··· Source records
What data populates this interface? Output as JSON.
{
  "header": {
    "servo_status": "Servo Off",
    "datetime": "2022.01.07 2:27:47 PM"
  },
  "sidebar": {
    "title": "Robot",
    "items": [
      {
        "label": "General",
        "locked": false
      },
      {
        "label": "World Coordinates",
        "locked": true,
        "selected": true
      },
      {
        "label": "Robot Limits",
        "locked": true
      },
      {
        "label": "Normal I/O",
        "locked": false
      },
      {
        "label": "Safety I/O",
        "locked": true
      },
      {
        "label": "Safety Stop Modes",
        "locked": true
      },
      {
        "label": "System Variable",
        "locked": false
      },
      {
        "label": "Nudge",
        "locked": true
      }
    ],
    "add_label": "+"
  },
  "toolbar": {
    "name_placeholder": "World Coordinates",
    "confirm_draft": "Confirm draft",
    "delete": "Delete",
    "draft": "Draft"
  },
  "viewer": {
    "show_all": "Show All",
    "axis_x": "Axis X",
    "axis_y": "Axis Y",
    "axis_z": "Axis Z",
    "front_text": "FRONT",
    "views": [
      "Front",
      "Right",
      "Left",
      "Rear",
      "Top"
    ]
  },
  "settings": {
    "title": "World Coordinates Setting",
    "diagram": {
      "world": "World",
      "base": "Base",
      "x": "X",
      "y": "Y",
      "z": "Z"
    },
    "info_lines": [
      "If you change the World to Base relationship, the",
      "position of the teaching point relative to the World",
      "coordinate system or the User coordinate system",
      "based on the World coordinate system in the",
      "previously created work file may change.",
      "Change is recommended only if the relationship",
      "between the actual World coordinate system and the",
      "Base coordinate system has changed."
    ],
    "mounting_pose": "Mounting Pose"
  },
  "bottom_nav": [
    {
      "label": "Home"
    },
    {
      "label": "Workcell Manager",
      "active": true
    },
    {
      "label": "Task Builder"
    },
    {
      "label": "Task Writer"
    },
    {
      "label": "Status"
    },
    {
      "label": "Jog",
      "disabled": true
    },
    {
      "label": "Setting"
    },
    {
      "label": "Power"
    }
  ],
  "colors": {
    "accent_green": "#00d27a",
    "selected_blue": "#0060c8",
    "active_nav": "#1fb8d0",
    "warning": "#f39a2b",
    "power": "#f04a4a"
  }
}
······
Each line in the entries above that includes the string "Axis" should be extracted.

*Correct response*.
    "axis_x": "Axis X",
    "axis_y": "Axis Y",
    "axis_z": "Axis Z",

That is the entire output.